DATA EXCERPTS:
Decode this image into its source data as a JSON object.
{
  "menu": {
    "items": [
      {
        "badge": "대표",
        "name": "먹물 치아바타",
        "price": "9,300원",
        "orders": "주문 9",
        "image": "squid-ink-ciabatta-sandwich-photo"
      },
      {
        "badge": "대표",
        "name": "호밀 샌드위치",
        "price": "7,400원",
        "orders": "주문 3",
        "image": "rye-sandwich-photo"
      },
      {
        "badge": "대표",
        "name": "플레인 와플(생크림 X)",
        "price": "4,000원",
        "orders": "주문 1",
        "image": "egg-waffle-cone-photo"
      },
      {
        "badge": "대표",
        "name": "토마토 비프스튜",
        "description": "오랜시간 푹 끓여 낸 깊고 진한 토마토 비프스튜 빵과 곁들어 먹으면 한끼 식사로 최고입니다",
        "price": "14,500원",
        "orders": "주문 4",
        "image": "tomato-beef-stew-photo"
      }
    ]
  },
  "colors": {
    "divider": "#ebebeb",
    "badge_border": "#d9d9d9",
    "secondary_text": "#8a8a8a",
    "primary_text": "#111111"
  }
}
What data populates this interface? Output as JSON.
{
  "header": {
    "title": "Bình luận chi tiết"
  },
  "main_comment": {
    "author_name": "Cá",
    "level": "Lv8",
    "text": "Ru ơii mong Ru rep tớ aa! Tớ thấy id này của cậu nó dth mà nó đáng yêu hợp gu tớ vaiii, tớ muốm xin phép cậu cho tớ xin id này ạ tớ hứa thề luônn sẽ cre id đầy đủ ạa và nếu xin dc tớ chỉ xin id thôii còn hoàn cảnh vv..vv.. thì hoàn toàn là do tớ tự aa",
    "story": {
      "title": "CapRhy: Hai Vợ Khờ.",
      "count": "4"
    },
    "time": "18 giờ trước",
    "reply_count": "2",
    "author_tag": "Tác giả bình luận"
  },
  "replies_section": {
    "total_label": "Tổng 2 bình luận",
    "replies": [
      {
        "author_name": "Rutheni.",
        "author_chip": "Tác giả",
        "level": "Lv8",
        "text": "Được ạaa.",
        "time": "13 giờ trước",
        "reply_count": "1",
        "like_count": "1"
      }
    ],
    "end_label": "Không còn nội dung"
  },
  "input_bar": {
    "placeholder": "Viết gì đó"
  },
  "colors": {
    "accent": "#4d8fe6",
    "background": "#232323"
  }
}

WHAT TO DO: All of the data needs to be reproduced exactly, with no line missing.

PROBLEM SOLUTION:
Decode this image into its source data as a JSON object.
{
  "menu": {
    "items": [
      {
        "badge": "대표",
        "name": "먹물 치아바타",
        "price": "9,300원",
        "orders": "주문 9",
        "image": "squid-ink-ciabatta-sandwich-photo"
      },
      {
        "badge": "대표",
        "name": "호밀 샌드위치",
        "price": "7,400원",
        "orders": "주문 3",
        "image": "rye-sandwich-photo"
      },
      {
        "badge": "대표",
        "name": "플레인 와플(생크림 X)",
        "price": "4,000원",
        "orders": "주문 1",
        "image": "egg-waffle-cone-photo"
      },
      {
        "badge": "대표",
        "name": "토마토 비프스튜",
        "description": "오랜시간 푹 끓여 낸 깊고 진한 토마토 비프스튜 빵과 곁들어 먹으면 한끼 식사로 최고입니다",
        "price": "14,500원",
        "orders": "주문 4",
        "image": "tomato-beef-stew-photo"
      }
    ]
  },
  "colors": {
    "divider": "#ebebeb",
    "badge_border": "#d9d9d9",
    "secondary_text": "#8a8a8a",
    "primary_text": "#111111"
  }
}
What data populates this interface? Output as JSON.
{
  "header": {
    "title": "Bình luận chi tiết"
  },
  "main_comment": {
    "author_name": "Cá",
    "level": "Lv8",
    "text": "Ru ơii mong Ru rep tớ aa! Tớ thấy id này của cậu nó dth mà nó đáng yêu hợp gu tớ vaiii, tớ muốm xin phép cậu cho tớ xin id này ạ tớ hứa thề luônn sẽ cre id đầy đủ ạa và nếu xin dc tớ chỉ xin id thôii còn hoàn cảnh vv..vv.. thì hoàn toàn là do tớ tự aa",
    "story": {
      "title": "CapRhy: Hai Vợ Khờ.",
      "count": "4"
    },
    "time": "18 giờ trước",
    "reply_count": "2",
    "author_tag": "Tác giả bình luận"
  },
  "replies_section": {
    "total_label": "Tổng 2 bình luận",
    "replies": [
      {
        "author_name": "Rutheni.",
        "author_chip": "Tác giả",
        "level": "Lv8",
        "text": "Được ạaa.",
        "time": "13 giờ trước",
        "reply_count": "1",
        "like_count": "1"
      }
    ],
    "end_label": "Không còn nội dung"
  },
  "input_bar": {
    "placeholder": "Viết gì đó"
  },
  "colors": {
    "accent": "#4d8fe6",
    "background": "#232323"
  }
}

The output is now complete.